What the exercise asks - Reproduce each record exactly.

Entries provided -
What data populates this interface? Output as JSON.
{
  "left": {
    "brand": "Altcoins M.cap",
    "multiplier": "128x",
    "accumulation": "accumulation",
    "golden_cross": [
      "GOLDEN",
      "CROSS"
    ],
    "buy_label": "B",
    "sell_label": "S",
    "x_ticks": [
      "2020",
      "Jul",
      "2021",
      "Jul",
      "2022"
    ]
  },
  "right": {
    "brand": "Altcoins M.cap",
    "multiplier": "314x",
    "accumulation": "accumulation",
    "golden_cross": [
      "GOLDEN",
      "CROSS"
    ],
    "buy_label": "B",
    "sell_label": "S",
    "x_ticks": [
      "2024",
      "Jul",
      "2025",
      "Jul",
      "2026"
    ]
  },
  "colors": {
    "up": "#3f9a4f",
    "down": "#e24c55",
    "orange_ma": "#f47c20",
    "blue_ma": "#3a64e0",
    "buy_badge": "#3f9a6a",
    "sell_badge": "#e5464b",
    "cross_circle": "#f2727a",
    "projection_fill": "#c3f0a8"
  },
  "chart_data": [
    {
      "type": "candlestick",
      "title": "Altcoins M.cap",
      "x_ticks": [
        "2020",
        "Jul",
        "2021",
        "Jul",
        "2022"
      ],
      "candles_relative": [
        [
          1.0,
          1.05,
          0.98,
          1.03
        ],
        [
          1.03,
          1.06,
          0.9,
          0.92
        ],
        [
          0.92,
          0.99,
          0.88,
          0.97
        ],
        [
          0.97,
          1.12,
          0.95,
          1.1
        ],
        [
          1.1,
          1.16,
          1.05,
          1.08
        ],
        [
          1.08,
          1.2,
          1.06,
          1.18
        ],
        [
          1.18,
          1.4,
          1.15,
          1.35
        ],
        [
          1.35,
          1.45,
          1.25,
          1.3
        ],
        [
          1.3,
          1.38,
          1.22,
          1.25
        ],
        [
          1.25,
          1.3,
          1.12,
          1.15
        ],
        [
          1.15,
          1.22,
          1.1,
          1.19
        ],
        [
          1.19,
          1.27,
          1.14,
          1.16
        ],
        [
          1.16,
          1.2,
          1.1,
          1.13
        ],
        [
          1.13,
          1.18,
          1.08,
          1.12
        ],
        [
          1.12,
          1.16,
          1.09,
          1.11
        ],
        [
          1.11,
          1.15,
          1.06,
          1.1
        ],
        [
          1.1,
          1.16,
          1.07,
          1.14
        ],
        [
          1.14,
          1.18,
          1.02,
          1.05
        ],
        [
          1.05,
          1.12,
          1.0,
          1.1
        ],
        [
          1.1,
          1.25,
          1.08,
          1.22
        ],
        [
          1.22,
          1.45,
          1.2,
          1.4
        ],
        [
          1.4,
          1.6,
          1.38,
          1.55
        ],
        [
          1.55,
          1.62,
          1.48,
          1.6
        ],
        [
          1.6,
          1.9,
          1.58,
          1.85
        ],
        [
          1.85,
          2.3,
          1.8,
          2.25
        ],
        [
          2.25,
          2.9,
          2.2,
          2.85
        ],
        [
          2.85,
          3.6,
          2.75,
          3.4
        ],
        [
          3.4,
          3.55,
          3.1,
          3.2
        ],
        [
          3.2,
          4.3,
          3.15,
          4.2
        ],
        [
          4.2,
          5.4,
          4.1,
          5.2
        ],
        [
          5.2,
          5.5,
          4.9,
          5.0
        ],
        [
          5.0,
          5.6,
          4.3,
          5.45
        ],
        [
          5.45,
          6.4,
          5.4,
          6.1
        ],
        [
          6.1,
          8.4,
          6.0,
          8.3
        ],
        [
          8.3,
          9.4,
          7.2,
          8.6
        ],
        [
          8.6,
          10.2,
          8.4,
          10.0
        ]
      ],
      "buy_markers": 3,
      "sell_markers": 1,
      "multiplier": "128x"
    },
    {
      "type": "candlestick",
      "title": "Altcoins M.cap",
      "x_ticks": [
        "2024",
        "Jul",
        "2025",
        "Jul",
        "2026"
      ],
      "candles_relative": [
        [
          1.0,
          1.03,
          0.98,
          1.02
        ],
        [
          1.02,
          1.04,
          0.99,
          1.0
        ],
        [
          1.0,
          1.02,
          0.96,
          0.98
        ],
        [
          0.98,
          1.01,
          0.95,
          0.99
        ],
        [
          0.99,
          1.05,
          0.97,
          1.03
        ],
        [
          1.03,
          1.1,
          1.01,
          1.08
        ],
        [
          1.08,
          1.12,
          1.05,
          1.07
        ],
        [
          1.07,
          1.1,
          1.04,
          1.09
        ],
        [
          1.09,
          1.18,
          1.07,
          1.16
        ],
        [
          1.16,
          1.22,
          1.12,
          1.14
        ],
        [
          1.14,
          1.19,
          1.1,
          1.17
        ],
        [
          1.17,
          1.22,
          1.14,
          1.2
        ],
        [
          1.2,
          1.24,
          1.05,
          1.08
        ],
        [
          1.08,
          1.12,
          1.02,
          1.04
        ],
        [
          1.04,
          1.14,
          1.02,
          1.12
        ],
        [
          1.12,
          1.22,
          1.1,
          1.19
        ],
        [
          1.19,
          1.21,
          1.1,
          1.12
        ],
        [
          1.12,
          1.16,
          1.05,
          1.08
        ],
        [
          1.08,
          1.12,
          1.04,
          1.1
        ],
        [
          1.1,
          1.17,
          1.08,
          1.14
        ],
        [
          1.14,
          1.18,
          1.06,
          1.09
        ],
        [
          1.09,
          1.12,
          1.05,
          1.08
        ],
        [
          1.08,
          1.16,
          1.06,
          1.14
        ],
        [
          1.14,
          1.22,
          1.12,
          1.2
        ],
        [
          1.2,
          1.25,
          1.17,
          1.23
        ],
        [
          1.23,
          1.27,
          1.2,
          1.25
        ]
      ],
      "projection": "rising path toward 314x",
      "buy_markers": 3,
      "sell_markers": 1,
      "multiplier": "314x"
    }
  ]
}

Response to the exercise -
What data populates this interface? Output as JSON.
{
  "left": {
    "brand": "Altcoins M.cap",
    "multiplier": "128x",
    "accumulation": "accumulation",
    "golden_cross": [
      "GOLDEN",
      "CROSS"
    ],
    "buy_label": "B",
    "sell_label": "S",
    "x_ticks": [
      "2020",
      "Jul",
      "2021",
      "Jul",
      "2022"
    ]
  },
  "right": {
    "brand": "Altcoins M.cap",
    "multiplier": "314x",
    "accumulation": "accumulation",
    "golden_cross": [
      "GOLDEN",
      "CROSS"
    ],
    "buy_label": "B",
    "sell_label": "S",
    "x_ticks": [
      "2024",
      "Jul",
      "2025",
      "Jul",
      "2026"
    ]
  },
  "colors": {
    "up": "#3f9a4f",
    "down": "#e24c55",
    "orange_ma": "#f47c20",
    "blue_ma": "#3a64e0",
    "buy_badge": "#3f9a6a",
    "sell_badge": "#e5464b",
    "cross_circle": "#f2727a",
    "projection_fill": "#c3f0a8"
  },
  "chart_data": [
    {
      "type": "candlestick",
      "title": "Altcoins M.cap",
      "x_ticks": [
        "2020",
        "Jul",
        "2021",
        "Jul",
        "2022"
      ],
      "candles_relative": [
        [
          1.0,
          1.05,
          0.98,
          1.03
        ],
        [
          1.03,
          1.06,
          0.9,
          0.92
        ],
        [
          0.92,
          0.99,
          0.88,
          0.97
        ],
        [
          0.97,
          1.12,
          0.95,
          1.1
        ],
        [
          1.1,
          1.16,
          1.05,
          1.08
        ],
        [
          1.08,
          1.2,
          1.06,
          1.18
        ],
        [
          1.18,
          1.4,
          1.15,
          1.35
        ],
        [
          1.35,
          1.45,
          1.25,
          1.3
        ],
        [
          1.3,
          1.38,
          1.22,
          1.25
        ],
        [
          1.25,
          1.3,
          1.12,
          1.15
        ],
        [
          1.15,
          1.22,
          1.1,
          1.19
        ],
        [
          1.19,
          1.27,
          1.14,
          1.16
        ],
        [
          1.16,
          1.2,
          1.1,
          1.13
        ],
        [
          1.13,
          1.18,
          1.08,
          1.12
        ],
        [
          1.12,
          1.16,
          1.09,
          1.11
        ],
        [
          1.11,
          1.15,
          1.06,
          1.1
        ],
        [
          1.1,
          1.16,
          1.07,
          1.14
        ],
        [
          1.14,
          1.18,
          1.02,
          1.05
        ],
        [
          1.05,
          1.12,
          1.0,
          1.1
        ],
        [
          1.1,
          1.25,
          1.08,
          1.22
        ],
        [
          1.22,
          1.45,
          1.2,
          1.4
        ],
        [
          1.4,
          1.6,
          1.38,
          1.55
        ],
        [
          1.55,
          1.62,
          1.48,
          1.6
        ],
        [
          1.6,
          1.9,
          1.58,
          1.85
        ],
        [
          1.85,
          2.3,
          1.8,
          2.25
        ],
        [
          2.25,
          2.9,
          2.2,
          2.85
        ],
        [
          2.85,
          3.6,
          2.75,
          3.4
        ],
        [
          3.4,
          3.55,
          3.1,
          3.2
        ],
        [
          3.2,
          4.3,
          3.15,
          4.2
        ],
        [
          4.2,
          5.4,
          4.1,
          5.2
        ],
        [
          5.2,
          5.5,
          4.9,
          5.0
        ],
        [
          5.0,
          5.6,
          4.3,
          5.45
        ],
        [
          5.45,
          6.4,
          5.4,
          6.1
        ],
        [
          6.1,
          8.4,
          6.0,
          8.3
        ],
        [
          8.3,
          9.4,
          7.2,
          8.6
        ],
        [
          8.6,
          10.2,
          8.4,
          10.0
        ]
      ],
      "buy_markers": 3,
      "sell_markers": 1,
      "multiplier": "128x"
    },
    {
      "type": "candlestick",
      "title": "Altcoins M.cap",
      "x_ticks": [
        "2024",
        "Jul",
        "2025",
        "Jul",
        "2026"
      ],
      "candles_relative": [
        [
          1.0,
          1.03,
          0.98,
          1.02
        ],
        [
          1.02,
          1.04,
          0.99,
          1.0
        ],
        [
          1.0,
          1.02,
          0.96,
          0.98
        ],
        [
          0.98,
          1.01,
          0.95,
          0.99
        ],
        [
          0.99,
          1.05,
          0.97,
          1.03
        ],
        [
          1.03,
          1.1,
          1.01,
          1.08
        ],
        [
          1.08,
          1.12,
          1.05,
          1.07
        ],
        [
          1.07,
          1.1,
          1.04,
          1.09
        ],
        [
          1.09,
          1.18,
          1.07,
          1.16
        ],
        [
          1.16,
          1.22,
          1.12,
          1.14
        ],
        [
          1.14,
          1.19,
          1.1,
          1.17
        ],
        [
          1.17,
          1.22,
          1.14,
          1.2
        ],
        [
          1.2,
          1.24,
          1.05,
          1.08
        ],
        [
          1.08,
          1.12,
          1.02,
          1.04
        ],
        [
          1.04,
          1.14,
          1.02,
          1.12
        ],
        [
          1.12,
          1.22,
          1.1,
          1.19
        ],
        [
          1.19,
          1.21,
          1.1,
          1.12
        ],
        [
          1.12,
          1.16,
          1.05,
          1.08
        ],
        [
          1.08,
          1.12,
          1.04,
          1.1
        ],
        [
          1.1,
          1.17,
          1.08,
          1.14
        ],
        [
          1.14,
          1.18,
          1.06,
          1.09
        ],
        [
          1.09,
          1.12,
          1.05,
          1.08
        ],
        [
          1.08,
          1.16,
          1.06,
          1.14
        ],
        [
          1.14,
          1.22,
          1.12,
          1.2
        ],
        [
          1.2,
          1.25,
          1.17,
          1.23
        ],
        [
          1.23,
          1.27,
          1.2,
          1.25
        ]
      ],
      "projection": "rising path toward 314x",
      "buy_markers": 3,
      "sell_markers": 1,
      "multiplier": "314x"
    }
  ]
}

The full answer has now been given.